*Input rows*.
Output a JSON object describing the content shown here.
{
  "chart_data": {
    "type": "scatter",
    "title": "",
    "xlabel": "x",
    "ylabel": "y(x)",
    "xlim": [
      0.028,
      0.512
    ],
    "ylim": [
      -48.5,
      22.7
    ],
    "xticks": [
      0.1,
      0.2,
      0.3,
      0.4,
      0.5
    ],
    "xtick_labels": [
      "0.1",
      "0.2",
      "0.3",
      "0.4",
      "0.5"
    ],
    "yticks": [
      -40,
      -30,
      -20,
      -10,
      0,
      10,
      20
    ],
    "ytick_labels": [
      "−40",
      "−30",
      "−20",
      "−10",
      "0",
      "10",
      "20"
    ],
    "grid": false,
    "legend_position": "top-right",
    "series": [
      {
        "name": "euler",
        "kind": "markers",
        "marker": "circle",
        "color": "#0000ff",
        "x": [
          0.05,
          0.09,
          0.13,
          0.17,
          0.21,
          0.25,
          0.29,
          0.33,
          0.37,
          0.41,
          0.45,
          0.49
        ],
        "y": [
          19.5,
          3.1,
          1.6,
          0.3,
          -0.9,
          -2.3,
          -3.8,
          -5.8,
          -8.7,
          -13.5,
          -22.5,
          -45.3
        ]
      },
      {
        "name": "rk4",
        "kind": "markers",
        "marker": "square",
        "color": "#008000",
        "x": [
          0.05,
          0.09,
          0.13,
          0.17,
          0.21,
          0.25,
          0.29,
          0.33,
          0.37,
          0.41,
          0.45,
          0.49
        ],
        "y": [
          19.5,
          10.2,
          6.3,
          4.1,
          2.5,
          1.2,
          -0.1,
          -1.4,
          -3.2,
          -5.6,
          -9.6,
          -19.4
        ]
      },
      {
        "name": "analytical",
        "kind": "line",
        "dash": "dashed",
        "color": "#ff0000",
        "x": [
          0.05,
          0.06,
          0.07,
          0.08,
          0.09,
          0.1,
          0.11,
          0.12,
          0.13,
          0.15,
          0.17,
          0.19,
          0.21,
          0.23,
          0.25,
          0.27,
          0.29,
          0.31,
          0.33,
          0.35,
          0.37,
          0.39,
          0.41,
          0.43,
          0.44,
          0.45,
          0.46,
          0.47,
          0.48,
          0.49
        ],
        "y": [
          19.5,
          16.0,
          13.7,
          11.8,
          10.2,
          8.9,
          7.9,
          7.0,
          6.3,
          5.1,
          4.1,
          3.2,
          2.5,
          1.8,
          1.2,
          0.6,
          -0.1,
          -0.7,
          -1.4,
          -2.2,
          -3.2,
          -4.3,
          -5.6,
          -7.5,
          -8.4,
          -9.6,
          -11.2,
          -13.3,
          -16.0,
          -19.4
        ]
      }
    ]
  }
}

*Set problem*. Identify every line where the string "color" appears.

*Final result*.
        "color": "#0000ff",
        "color": "#008000",
        "color": "#ff0000",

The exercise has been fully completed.